### Exercise goal
Copy out each line that has "Longitude" in it.

▬▬▬

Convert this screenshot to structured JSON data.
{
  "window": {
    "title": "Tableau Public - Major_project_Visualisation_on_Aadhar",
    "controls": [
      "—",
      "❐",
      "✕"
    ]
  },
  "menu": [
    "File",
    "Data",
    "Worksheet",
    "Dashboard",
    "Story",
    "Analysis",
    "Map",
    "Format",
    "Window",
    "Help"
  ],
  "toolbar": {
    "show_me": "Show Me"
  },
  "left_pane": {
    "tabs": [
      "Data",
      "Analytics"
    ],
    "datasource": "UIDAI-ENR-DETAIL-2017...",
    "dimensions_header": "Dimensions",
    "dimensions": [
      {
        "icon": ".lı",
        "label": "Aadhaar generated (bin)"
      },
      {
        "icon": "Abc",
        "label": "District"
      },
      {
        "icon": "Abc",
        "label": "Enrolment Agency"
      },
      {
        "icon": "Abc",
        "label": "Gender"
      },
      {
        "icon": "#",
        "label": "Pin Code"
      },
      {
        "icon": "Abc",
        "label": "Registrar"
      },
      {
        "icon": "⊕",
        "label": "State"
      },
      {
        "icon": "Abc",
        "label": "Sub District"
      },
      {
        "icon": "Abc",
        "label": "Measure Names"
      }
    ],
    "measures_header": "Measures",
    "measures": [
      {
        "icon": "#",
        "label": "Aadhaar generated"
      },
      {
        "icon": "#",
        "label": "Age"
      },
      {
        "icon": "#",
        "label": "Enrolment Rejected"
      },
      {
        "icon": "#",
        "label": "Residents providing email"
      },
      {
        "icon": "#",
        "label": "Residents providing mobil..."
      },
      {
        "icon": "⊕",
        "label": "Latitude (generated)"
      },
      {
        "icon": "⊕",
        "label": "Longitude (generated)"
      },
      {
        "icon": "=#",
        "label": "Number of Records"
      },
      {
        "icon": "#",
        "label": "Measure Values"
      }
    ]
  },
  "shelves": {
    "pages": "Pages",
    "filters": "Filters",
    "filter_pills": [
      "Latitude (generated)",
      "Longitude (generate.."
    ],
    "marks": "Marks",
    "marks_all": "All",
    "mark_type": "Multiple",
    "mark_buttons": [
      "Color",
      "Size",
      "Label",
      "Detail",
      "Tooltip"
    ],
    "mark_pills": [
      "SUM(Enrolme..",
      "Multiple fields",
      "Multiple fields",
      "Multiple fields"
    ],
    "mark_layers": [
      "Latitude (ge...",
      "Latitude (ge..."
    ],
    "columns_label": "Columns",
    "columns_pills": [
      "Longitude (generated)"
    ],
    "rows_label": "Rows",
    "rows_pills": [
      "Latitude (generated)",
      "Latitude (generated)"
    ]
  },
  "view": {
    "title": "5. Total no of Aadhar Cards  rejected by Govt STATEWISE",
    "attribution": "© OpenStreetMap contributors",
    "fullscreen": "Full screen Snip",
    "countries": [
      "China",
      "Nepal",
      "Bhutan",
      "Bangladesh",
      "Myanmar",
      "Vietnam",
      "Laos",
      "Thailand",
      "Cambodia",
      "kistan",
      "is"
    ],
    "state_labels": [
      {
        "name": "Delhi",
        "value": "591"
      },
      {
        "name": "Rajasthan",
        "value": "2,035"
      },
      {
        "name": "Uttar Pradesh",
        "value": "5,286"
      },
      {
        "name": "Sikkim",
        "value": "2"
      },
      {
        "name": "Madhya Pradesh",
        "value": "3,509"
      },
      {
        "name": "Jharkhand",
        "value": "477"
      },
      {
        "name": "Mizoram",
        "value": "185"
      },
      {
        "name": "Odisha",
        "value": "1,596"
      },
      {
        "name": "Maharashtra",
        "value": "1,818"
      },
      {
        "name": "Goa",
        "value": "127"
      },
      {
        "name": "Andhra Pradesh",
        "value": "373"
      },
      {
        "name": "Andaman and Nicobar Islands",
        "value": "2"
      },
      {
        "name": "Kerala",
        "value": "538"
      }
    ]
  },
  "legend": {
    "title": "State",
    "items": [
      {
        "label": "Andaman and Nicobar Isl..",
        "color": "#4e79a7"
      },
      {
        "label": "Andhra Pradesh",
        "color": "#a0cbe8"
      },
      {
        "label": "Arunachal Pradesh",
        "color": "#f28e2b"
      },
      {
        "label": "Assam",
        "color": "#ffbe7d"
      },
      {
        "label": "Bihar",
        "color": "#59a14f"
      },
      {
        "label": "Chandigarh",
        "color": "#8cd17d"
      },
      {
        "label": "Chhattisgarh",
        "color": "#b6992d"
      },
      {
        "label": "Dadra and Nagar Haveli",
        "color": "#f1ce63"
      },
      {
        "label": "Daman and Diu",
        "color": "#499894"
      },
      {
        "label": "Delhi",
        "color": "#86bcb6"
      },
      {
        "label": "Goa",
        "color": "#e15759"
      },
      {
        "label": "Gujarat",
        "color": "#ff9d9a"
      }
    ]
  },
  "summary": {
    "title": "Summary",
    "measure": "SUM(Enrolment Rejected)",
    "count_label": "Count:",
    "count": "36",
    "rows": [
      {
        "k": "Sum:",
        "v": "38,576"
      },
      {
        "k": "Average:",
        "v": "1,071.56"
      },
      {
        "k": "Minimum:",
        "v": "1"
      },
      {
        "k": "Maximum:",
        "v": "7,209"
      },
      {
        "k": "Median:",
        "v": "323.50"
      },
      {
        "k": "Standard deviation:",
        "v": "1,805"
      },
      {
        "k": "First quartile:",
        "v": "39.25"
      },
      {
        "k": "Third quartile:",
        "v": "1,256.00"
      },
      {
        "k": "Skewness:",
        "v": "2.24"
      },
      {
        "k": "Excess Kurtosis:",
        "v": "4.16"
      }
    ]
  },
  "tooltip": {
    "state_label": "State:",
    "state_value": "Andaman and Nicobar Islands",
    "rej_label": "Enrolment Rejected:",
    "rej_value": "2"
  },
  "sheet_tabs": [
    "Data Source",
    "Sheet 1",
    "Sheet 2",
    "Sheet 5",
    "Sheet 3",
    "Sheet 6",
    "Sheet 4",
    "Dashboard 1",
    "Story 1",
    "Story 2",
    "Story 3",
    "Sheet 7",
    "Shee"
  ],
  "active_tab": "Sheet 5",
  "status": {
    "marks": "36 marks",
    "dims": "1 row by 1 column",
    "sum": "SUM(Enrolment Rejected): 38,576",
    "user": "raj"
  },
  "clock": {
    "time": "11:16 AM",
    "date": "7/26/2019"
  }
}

▬▬▬

### Output for this exercise
        "label": "Longitude (generated)"
      "Longitude (generate.."
      "Longitude (generated)"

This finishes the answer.